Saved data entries
-=-=-=-=-

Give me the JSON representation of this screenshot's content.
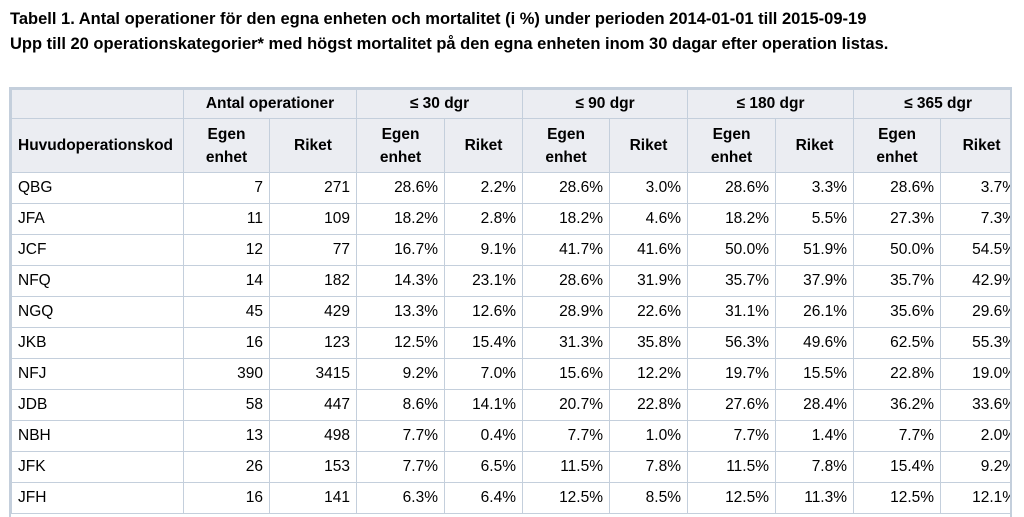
{
  "caption": {
    "line1": "Tabell 1. Antal operationer för den egna enheten och mortalitet (i %) under perioden 2014-01-01 till 2015-09-19",
    "line2": "Upp till 20 operationskategorier* med högst mortalitet på den egna enheten inom 30 dagar efter operation listas."
  },
  "table": {
    "group_headers": [
      "Antal operationer",
      "≤ 30 dgr",
      "≤ 90 dgr",
      "≤ 180 dgr",
      "≤ 365 dgr"
    ],
    "code_header": "Huvudoperationskod",
    "sub_headers": {
      "own": [
        "Egen",
        "enhet"
      ],
      "nation": "Riket"
    },
    "rows": [
      [
        "QBG",
        "7",
        "271",
        "28.6%",
        "2.2%",
        "28.6%",
        "3.0%",
        "28.6%",
        "3.3%",
        "28.6%",
        "3.7%"
      ],
      [
        "JFA",
        "11",
        "109",
        "18.2%",
        "2.8%",
        "18.2%",
        "4.6%",
        "18.2%",
        "5.5%",
        "27.3%",
        "7.3%"
      ],
      [
        "JCF",
        "12",
        "77",
        "16.7%",
        "9.1%",
        "41.7%",
        "41.6%",
        "50.0%",
        "51.9%",
        "50.0%",
        "54.5%"
      ],
      [
        "NFQ",
        "14",
        "182",
        "14.3%",
        "23.1%",
        "28.6%",
        "31.9%",
        "35.7%",
        "37.9%",
        "35.7%",
        "42.9%"
      ],
      [
        "NGQ",
        "45",
        "429",
        "13.3%",
        "12.6%",
        "28.9%",
        "22.6%",
        "31.1%",
        "26.1%",
        "35.6%",
        "29.6%"
      ],
      [
        "JKB",
        "16",
        "123",
        "12.5%",
        "15.4%",
        "31.3%",
        "35.8%",
        "56.3%",
        "49.6%",
        "62.5%",
        "55.3%"
      ],
      [
        "NFJ",
        "390",
        "3415",
        "9.2%",
        "7.0%",
        "15.6%",
        "12.2%",
        "19.7%",
        "15.5%",
        "22.8%",
        "19.0%"
      ],
      [
        "JDB",
        "58",
        "447",
        "8.6%",
        "14.1%",
        "20.7%",
        "22.8%",
        "27.6%",
        "28.4%",
        "36.2%",
        "33.6%"
      ],
      [
        "NBH",
        "13",
        "498",
        "7.7%",
        "0.4%",
        "7.7%",
        "1.0%",
        "7.7%",
        "1.4%",
        "7.7%",
        "2.0%"
      ],
      [
        "JFK",
        "26",
        "153",
        "7.7%",
        "6.5%",
        "11.5%",
        "7.8%",
        "11.5%",
        "7.8%",
        "15.4%",
        "9.2%"
      ],
      [
        "JFH",
        "16",
        "141",
        "6.3%",
        "6.4%",
        "12.5%",
        "8.5%",
        "12.5%",
        "11.3%",
        "12.5%",
        "12.1%"
      ]
    ]
  }
}
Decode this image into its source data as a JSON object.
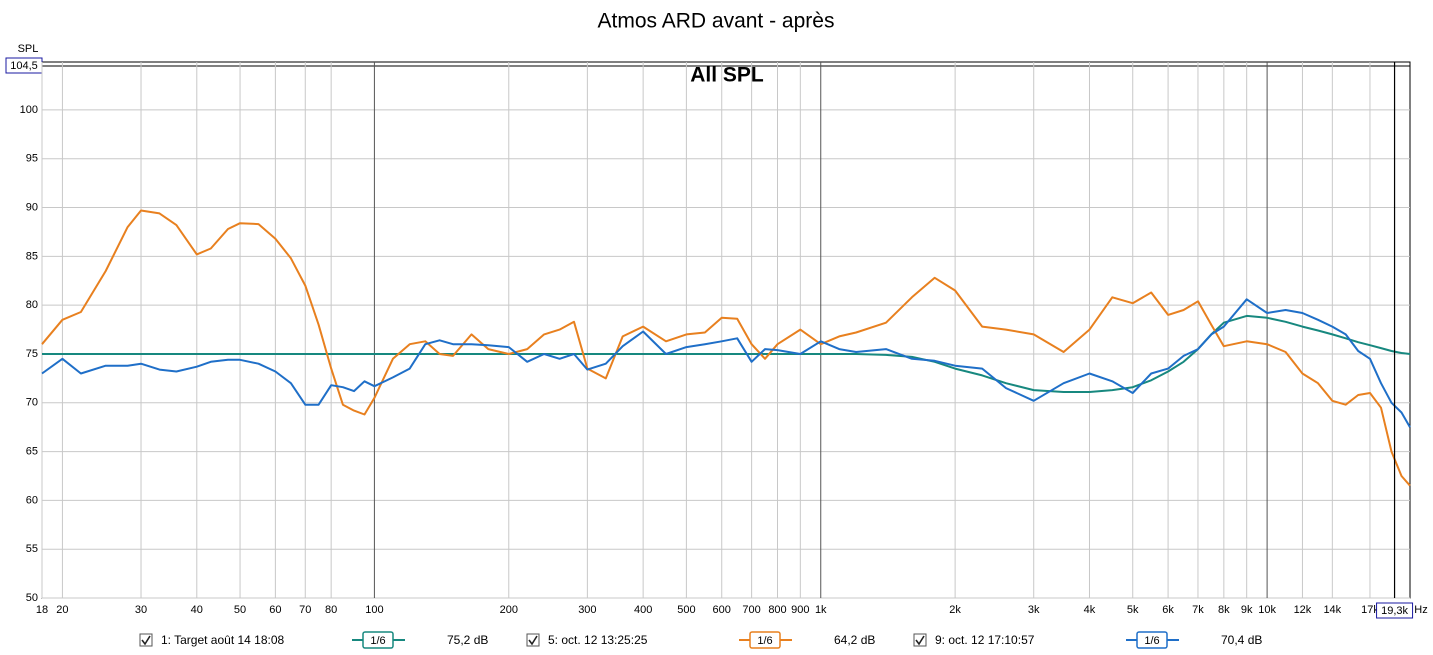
{
  "chart_data": {
    "type": "line",
    "title": "Atmos ARD avant - après",
    "annotation": "All SPL",
    "y_label": "SPL",
    "x_label": "Hz",
    "x_log": true,
    "grid": true,
    "xlim": [
      18,
      20900
    ],
    "ylim": [
      50,
      104.5
    ],
    "yticks": [
      50,
      55,
      60,
      65,
      70,
      75,
      80,
      85,
      90,
      95,
      100
    ],
    "y_readout": {
      "value": 104.5,
      "label": "104,5"
    },
    "x_cursor": {
      "value": 19300,
      "label": "19,3k"
    },
    "xticks": [
      18,
      20,
      30,
      40,
      50,
      60,
      70,
      80,
      100,
      200,
      300,
      400,
      500,
      600,
      700,
      800,
      900,
      {
        "value": 1000,
        "label": "1k"
      },
      {
        "value": 2000,
        "label": "2k"
      },
      {
        "value": 3000,
        "label": "3k"
      },
      {
        "value": 4000,
        "label": "4k"
      },
      {
        "value": 5000,
        "label": "5k"
      },
      {
        "value": 6000,
        "label": "6k"
      },
      {
        "value": 7000,
        "label": "7k"
      },
      {
        "value": 8000,
        "label": "8k"
      },
      {
        "value": 9000,
        "label": "9k"
      },
      {
        "value": 10000,
        "label": "10k"
      },
      {
        "value": 12000,
        "label": "12k",
        "muted": true
      },
      {
        "value": 14000,
        "label": "14k",
        "muted": true
      },
      {
        "value": 17000,
        "label": "17k",
        "muted": true
      }
    ],
    "x": [
      18,
      20,
      22,
      25,
      28,
      30,
      33,
      36,
      40,
      43,
      47,
      50,
      55,
      60,
      65,
      70,
      75,
      80,
      85,
      90,
      95,
      100,
      110,
      120,
      130,
      140,
      150,
      165,
      180,
      200,
      220,
      240,
      260,
      280,
      300,
      330,
      360,
      400,
      450,
      500,
      550,
      600,
      650,
      700,
      750,
      800,
      900,
      1000,
      1100,
      1200,
      1400,
      1600,
      1800,
      2000,
      2300,
      2600,
      3000,
      3500,
      4000,
      4500,
      5000,
      5500,
      6000,
      6500,
      7000,
      7500,
      8000,
      9000,
      10000,
      11000,
      12000,
      13000,
      14000,
      15000,
      16000,
      17000,
      18000,
      19000,
      20000,
      20900
    ],
    "series": [
      {
        "name": "1: Target août 14 18:08",
        "color": "#17887f",
        "smoothing": "1/6",
        "level": "75,2 dB",
        "values": [
          75,
          75,
          75,
          75,
          75,
          75,
          75,
          75,
          75,
          75,
          75,
          75,
          75,
          75,
          75,
          75,
          75,
          75,
          75,
          75,
          75,
          75,
          75,
          75,
          75,
          75,
          75,
          75,
          75,
          75,
          75,
          75,
          75,
          75,
          75,
          75,
          75,
          75,
          75,
          75,
          75,
          75,
          75,
          75,
          75,
          75,
          75,
          75,
          75,
          75,
          74.9,
          74.7,
          74.2,
          73.5,
          72.8,
          72,
          71.3,
          71.1,
          71.1,
          71.3,
          71.6,
          72.3,
          73.2,
          74.2,
          75.5,
          77,
          78.2,
          78.9,
          78.7,
          78.3,
          77.8,
          77.4,
          77,
          76.6,
          76.2,
          75.9,
          75.6,
          75.3,
          75.1,
          75
        ]
      },
      {
        "name": "5: oct. 12 13:25:25",
        "color": "#e8801f",
        "smoothing": "1/6",
        "level": "64,2 dB",
        "values": [
          76,
          78.5,
          79.3,
          83.5,
          88,
          89.7,
          89.4,
          88.2,
          85.2,
          85.8,
          87.8,
          88.4,
          88.3,
          86.8,
          84.8,
          82,
          78,
          73.5,
          69.8,
          69.2,
          68.8,
          70.5,
          74.5,
          76,
          76.3,
          75,
          74.8,
          77,
          75.5,
          75,
          75.5,
          77,
          77.5,
          78.3,
          73.5,
          72.5,
          76.8,
          77.8,
          76.3,
          77,
          77.2,
          78.7,
          78.6,
          76,
          74.5,
          76,
          77.5,
          76,
          76.8,
          77.2,
          78.2,
          80.8,
          82.8,
          81.5,
          77.8,
          77.5,
          77,
          75.2,
          77.5,
          80.8,
          80.2,
          81.3,
          79,
          79.5,
          80.4,
          78,
          75.8,
          76.3,
          76,
          75.2,
          73,
          72,
          70.2,
          69.8,
          70.8,
          71,
          69.5,
          65,
          62.5,
          61.5
        ]
      },
      {
        "name": "9: oct. 12 17:10:57",
        "color": "#1f6fc8",
        "smoothing": "1/6",
        "level": "70,4 dB",
        "values": [
          73,
          74.5,
          73,
          73.8,
          73.8,
          74,
          73.4,
          73.2,
          73.7,
          74.2,
          74.4,
          74.4,
          74,
          73.2,
          72,
          69.8,
          69.8,
          71.8,
          71.6,
          71.2,
          72.2,
          71.7,
          72.6,
          73.5,
          76,
          76.4,
          76,
          76,
          75.9,
          75.7,
          74.2,
          75,
          74.5,
          75,
          73.4,
          74,
          75.8,
          77.3,
          75,
          75.7,
          76,
          76.3,
          76.6,
          74.2,
          75.5,
          75.4,
          75,
          76.3,
          75.5,
          75.2,
          75.5,
          74.5,
          74.3,
          73.8,
          73.5,
          71.5,
          70.2,
          72,
          73,
          72.2,
          71,
          73,
          73.5,
          74.8,
          75.5,
          77,
          77.8,
          80.6,
          79.2,
          79.5,
          79.2,
          78.5,
          77.8,
          77,
          75.3,
          74.5,
          72,
          70,
          69,
          67.5
        ]
      }
    ]
  }
}
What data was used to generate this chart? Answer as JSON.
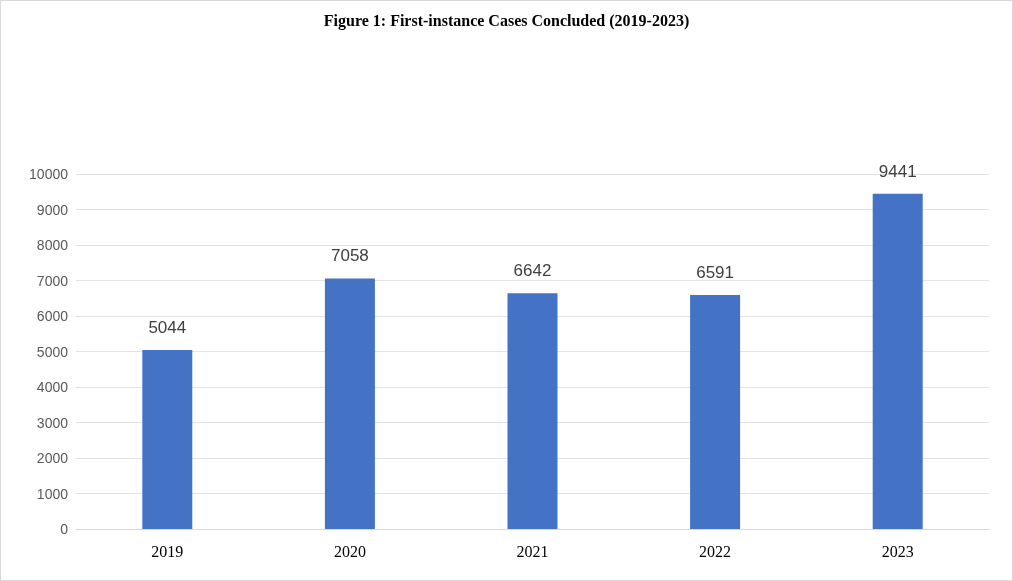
{
  "chart_data": {
    "type": "bar",
    "title": "Figure 1: First-instance Cases Concluded (2019-2023)",
    "categories": [
      "2019",
      "2020",
      "2021",
      "2022",
      "2023"
    ],
    "values": [
      5044,
      7058,
      6642,
      6591,
      9441
    ],
    "color": "#4472c4",
    "ylim": [
      0,
      10000
    ],
    "yticks": [
      0,
      1000,
      2000,
      3000,
      4000,
      5000,
      6000,
      7000,
      8000,
      9000,
      10000
    ],
    "grid": "y",
    "data_labels": true
  }
}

-=-=-=-=-

Leave out every picture, and repeat word for word only the lines from the one holding "What data was" through the end of the entries above, both ends included.

What data was used to generate this chart? Answer as JSON.
{
  "chart_data": {
    "type": "bar",
    "title": "Figure 1: First-instance Cases Concluded (2019-2023)",
    "categories": [
      "2019",
      "2020",
      "2021",
      "2022",
      "2023"
    ],
    "values": [
      5044,
      7058,
      6642,
      6591,
      9441
    ],
    "color": "#4472c4",
    "ylim": [
      0,
      10000
    ],
    "yticks": [
      0,
      1000,
      2000,
      3000,
      4000,
      5000,
      6000,
      7000,
      8000,
      9000,
      10000
    ],
    "grid": "y",
    "data_labels": true
  }
}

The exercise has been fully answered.